***** Data records *****

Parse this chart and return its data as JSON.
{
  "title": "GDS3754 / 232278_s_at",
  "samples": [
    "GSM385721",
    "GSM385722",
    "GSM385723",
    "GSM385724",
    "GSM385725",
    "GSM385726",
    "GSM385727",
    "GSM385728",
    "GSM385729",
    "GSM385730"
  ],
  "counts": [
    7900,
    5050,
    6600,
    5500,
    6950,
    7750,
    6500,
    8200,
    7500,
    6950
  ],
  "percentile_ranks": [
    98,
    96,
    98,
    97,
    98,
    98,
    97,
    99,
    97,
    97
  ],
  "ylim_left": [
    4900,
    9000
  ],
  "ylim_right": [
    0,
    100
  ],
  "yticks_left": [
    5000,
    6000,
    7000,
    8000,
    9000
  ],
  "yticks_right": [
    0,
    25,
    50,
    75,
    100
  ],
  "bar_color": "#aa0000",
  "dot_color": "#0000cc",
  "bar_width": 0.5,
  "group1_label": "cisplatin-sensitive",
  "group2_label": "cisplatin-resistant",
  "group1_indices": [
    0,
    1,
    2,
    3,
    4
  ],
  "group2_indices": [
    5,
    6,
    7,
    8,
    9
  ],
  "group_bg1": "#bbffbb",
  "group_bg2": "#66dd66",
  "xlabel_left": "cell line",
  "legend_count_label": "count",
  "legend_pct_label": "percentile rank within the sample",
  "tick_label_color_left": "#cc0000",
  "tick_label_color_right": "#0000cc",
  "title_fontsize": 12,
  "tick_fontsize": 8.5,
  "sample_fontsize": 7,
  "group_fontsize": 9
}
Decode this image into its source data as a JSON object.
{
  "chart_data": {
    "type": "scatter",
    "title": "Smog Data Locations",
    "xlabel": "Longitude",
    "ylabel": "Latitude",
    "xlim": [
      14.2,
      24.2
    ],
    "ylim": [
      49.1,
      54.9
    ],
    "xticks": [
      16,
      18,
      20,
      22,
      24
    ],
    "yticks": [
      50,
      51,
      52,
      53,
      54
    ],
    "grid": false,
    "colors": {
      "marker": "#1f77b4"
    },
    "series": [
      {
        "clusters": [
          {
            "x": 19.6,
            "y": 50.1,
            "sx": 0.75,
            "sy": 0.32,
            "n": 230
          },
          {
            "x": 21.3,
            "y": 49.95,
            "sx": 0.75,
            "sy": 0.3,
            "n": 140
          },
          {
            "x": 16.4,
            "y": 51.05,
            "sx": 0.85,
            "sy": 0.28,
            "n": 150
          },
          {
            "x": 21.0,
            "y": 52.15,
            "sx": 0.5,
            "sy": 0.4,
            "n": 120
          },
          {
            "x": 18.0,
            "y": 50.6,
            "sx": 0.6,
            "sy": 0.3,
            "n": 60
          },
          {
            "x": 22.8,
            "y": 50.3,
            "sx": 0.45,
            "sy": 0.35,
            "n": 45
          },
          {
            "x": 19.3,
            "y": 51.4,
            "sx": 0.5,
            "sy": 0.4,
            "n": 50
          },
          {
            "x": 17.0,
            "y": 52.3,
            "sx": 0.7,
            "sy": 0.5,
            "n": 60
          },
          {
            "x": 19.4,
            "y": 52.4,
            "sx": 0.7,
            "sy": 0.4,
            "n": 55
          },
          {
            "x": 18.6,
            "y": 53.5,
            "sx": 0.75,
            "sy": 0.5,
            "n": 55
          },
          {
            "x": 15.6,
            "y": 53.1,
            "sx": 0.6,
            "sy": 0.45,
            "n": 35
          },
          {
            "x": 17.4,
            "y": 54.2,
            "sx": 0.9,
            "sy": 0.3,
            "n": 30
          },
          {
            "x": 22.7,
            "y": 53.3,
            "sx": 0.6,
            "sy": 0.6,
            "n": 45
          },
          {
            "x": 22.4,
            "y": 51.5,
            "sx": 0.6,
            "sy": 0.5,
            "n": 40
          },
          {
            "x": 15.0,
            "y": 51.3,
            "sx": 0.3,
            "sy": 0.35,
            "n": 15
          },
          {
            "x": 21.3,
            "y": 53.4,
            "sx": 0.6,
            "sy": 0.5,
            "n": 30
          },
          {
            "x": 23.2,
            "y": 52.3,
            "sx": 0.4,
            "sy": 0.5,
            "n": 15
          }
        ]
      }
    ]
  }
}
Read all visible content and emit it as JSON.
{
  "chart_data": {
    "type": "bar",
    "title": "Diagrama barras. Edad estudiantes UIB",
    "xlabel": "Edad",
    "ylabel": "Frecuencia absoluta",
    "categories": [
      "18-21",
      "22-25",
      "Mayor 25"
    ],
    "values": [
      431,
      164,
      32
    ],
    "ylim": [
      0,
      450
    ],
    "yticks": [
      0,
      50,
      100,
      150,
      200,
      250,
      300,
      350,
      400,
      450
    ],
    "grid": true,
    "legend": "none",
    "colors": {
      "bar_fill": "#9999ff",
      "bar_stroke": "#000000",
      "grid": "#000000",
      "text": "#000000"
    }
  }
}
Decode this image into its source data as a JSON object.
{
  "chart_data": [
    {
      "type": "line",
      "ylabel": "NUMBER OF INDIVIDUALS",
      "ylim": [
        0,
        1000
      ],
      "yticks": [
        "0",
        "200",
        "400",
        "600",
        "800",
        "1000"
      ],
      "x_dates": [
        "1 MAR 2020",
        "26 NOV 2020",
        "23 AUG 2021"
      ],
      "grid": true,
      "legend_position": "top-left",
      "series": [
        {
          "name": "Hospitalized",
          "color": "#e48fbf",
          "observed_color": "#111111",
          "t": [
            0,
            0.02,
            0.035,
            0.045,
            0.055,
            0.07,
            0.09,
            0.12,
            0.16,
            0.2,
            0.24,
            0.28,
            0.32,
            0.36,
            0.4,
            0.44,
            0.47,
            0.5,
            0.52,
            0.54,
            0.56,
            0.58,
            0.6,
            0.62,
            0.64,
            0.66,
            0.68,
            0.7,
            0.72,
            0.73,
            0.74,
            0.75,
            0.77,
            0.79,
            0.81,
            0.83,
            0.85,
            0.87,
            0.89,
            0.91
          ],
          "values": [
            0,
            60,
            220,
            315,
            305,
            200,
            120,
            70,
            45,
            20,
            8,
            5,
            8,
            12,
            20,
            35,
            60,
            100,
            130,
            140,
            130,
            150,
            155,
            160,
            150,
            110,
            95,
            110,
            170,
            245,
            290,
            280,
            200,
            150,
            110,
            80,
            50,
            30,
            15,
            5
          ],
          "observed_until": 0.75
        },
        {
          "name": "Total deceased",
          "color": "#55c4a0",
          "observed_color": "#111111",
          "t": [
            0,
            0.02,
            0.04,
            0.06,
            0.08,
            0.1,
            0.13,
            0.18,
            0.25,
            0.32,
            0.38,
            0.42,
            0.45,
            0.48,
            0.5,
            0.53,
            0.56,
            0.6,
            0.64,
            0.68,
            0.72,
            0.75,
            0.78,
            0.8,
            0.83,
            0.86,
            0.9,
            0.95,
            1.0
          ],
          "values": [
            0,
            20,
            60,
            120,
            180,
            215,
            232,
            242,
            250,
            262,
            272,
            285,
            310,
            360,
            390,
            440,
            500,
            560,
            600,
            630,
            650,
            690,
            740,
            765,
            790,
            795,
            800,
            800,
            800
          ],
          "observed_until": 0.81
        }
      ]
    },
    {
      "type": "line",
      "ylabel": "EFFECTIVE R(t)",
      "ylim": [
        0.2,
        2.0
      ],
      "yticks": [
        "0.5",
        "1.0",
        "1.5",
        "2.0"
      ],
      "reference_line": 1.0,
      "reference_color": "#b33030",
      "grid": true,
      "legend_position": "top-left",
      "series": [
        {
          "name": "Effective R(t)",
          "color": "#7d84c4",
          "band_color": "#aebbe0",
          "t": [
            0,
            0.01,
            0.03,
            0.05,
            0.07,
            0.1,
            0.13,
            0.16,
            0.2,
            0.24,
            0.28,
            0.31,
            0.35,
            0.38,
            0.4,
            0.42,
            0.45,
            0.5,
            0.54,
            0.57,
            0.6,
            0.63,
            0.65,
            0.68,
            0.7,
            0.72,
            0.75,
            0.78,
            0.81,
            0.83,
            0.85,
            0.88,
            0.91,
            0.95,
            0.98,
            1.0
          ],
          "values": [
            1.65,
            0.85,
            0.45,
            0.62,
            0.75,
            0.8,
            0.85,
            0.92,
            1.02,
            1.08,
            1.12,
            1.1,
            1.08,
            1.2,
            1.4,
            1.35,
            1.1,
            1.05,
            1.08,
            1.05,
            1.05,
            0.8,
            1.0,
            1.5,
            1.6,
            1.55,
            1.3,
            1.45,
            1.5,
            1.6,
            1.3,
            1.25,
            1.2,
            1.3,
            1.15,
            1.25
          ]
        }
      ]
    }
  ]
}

*****

• _Given problem_
Determine the count of lines in the data above with the string "grid" in them, and give that count alone.

• _Answer to this problem_
5